>> Begin Exercise data

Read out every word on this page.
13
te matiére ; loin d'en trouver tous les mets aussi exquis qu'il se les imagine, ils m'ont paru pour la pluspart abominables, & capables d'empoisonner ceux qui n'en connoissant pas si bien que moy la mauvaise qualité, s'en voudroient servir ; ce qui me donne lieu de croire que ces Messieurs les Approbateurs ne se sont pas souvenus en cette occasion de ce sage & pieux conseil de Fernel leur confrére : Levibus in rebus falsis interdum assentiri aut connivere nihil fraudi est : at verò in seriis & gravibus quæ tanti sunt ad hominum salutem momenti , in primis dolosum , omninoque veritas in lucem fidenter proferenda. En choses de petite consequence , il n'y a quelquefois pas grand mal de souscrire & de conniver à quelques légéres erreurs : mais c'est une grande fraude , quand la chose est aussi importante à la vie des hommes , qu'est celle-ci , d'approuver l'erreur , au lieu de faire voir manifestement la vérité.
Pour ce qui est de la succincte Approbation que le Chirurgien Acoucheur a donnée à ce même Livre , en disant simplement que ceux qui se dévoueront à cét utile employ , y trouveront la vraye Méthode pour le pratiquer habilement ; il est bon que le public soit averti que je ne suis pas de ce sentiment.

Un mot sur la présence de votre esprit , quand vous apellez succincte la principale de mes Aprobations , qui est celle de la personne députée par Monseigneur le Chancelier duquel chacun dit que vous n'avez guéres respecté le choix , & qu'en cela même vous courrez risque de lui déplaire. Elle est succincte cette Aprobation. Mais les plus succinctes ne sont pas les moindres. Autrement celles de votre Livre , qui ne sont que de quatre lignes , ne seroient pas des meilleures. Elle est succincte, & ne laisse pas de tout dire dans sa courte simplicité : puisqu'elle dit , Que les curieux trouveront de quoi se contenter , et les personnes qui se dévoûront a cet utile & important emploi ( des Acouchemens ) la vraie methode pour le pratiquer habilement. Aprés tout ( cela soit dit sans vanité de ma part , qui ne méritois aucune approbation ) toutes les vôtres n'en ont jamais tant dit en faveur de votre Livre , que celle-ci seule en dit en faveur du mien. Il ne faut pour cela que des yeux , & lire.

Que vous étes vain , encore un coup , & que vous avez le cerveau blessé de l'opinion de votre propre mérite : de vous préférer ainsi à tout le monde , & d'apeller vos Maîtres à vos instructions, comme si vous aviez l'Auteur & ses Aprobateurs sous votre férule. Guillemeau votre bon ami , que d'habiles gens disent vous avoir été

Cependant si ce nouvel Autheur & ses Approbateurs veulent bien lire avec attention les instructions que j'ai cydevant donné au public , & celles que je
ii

>> End Exercise data

Exercise description: Write out every line of the material again, exactly as it reads.

Correct answer:
Read out every word on this page.
13
te matiére ; loin d'en trouver tous les mets aussi exquis qu'il se les imagine, ils m'ont paru pour la pluspart abominables, & capables d'empoisonner ceux qui n'en connoissant pas si bien que moy la mauvaise qualité, s'en voudroient servir ; ce qui me donne lieu de croire que ces Messieurs les Approbateurs ne se sont pas souvenus en cette occasion de ce sage & pieux conseil de Fernel leur confrére : Levibus in rebus falsis interdum assentiri aut connivere nihil fraudi est : at verò in seriis & gravibus quæ tanti sunt ad hominum salutem momenti , in primis dolosum , omninoque veritas in lucem fidenter proferenda. En choses de petite consequence , il n'y a quelquefois pas grand mal de souscrire & de conniver à quelques légéres erreurs : mais c'est une grande fraude , quand la chose est aussi importante à la vie des hommes , qu'est celle-ci , d'approuver l'erreur , au lieu de faire voir manifestement la vérité.
Pour ce qui est de la succincte Approbation que le Chirurgien Acoucheur a donnée à ce même Livre , en disant simplement que ceux qui se dévoueront à cét utile employ , y trouveront la vraye Méthode pour le pratiquer habilement ; il est bon que le public soit averti que je ne suis pas de ce sentiment.

Un mot sur la présence de votre esprit , quand vous apellez succincte la principale de mes Aprobations , qui est celle de la personne députée par Monseigneur le Chancelier duquel chacun dit que vous n'avez guéres respecté le choix , & qu'en cela même vous courrez risque de lui déplaire. Elle est succincte cette Aprobation. Mais les plus succinctes ne sont pas les moindres. Autrement celles de votre Livre , qui ne sont que de quatre lignes , ne seroient pas des meilleures. Elle est succincte, & ne laisse pas de tout dire dans sa courte simplicité : puisqu'elle dit , Que les curieux trouveront de quoi se contenter , et les personnes qui se dévoûront a cet utile & important emploi ( des Acouchemens ) la vraie methode pour le pratiquer habilement. Aprés tout ( cela soit dit sans vanité de ma part , qui ne méritois aucune approbation ) toutes les vôtres n'en ont jamais tant dit en faveur de votre Livre , que celle-ci seule en dit en faveur du mien. Il ne faut pour cela que des yeux , & lire.

Que vous étes vain , encore un coup , & que vous avez le cerveau blessé de l'opinion de votre propre mérite : de vous préférer ainsi à tout le monde , & d'apeller vos Maîtres à vos instructions, comme si vous aviez l'Auteur & ses Aprobateurs sous votre férule. Guillemeau votre bon ami , que d'habiles gens disent vous avoir été

Cependant si ce nouvel Autheur & ses Approbateurs veulent bien lire avec attention les instructions que j'ai cydevant donné au public , & celles que je
ii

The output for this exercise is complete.